— begin Data —
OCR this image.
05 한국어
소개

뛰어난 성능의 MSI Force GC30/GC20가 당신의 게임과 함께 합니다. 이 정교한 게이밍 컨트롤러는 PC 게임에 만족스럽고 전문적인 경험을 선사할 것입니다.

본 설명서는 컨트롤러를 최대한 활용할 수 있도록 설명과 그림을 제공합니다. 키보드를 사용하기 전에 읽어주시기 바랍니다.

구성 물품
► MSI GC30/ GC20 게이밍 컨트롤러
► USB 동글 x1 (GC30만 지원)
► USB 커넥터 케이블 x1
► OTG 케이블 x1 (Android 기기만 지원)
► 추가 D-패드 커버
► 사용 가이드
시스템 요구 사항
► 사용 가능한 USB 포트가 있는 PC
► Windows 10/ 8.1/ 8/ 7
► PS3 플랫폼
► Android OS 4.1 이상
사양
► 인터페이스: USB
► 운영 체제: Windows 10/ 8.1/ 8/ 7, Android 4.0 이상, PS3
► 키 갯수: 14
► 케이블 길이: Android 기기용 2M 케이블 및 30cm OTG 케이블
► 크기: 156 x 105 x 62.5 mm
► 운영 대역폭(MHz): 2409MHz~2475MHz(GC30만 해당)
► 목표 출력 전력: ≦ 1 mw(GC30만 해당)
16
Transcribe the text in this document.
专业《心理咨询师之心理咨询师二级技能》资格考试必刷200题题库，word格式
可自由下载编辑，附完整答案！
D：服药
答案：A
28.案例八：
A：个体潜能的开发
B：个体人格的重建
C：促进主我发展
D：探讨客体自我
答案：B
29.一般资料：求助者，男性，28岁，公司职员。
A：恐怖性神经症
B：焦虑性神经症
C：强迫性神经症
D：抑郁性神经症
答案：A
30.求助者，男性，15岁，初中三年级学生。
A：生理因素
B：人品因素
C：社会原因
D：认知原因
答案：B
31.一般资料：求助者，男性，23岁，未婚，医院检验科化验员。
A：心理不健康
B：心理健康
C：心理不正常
— end Data —
* Task directions
Copy out the whole listing, exactly as written.

* Response to this task
OCR this image.
05 한국어
소개

뛰어난 성능의 MSI Force GC30/GC20가 당신의 게임과 함께 합니다. 이 정교한 게이밍 컨트롤러는 PC 게임에 만족스럽고 전문적인 경험을 선사할 것입니다.

본 설명서는 컨트롤러를 최대한 활용할 수 있도록 설명과 그림을 제공합니다. 키보드를 사용하기 전에 읽어주시기 바랍니다.

구성 물품
► MSI GC30/ GC20 게이밍 컨트롤러
► USB 동글 x1 (GC30만 지원)
► USB 커넥터 케이블 x1
► OTG 케이블 x1 (Android 기기만 지원)
► 추가 D-패드 커버
► 사용 가이드
시스템 요구 사항
► 사용 가능한 USB 포트가 있는 PC
► Windows 10/ 8.1/ 8/ 7
► PS3 플랫폼
► Android OS 4.1 이상
사양
► 인터페이스: USB
► 운영 체제: Windows 10/ 8.1/ 8/ 7, Android 4.0 이상, PS3
► 키 갯수: 14
► 케이블 길이: Android 기기용 2M 케이블 및 30cm OTG 케이블
► 크기: 156 x 105 x 62.5 mm
► 운영 대역폭(MHz): 2409MHz~2475MHz(GC30만 해당)
► 목표 출력 전력: ≦ 1 mw(GC30만 해당)
16
Transcribe the text in this document.
专业《心理咨询师之心理咨询师二级技能》资格考试必刷200题题库，word格式
可自由下载编辑，附完整答案！
D：服药
答案：A
28.案例八：
A：个体潜能的开发
B：个体人格的重建
C：促进主我发展
D：探讨客体自我
答案：B
29.一般资料：求助者，男性，28岁，公司职员。
A：恐怖性神经症
B：焦虑性神经症
C：强迫性神经症
D：抑郁性神经症
答案：A
30.求助者，男性，15岁，初中三年级学生。
A：生理因素
B：人品因素
C：社会原因
D：认知原因
答案：B
31.一般资料：求助者，男性，23岁，未婚，医院检验科化验员。
A：心理不健康
B：心理健康
C：心理不正常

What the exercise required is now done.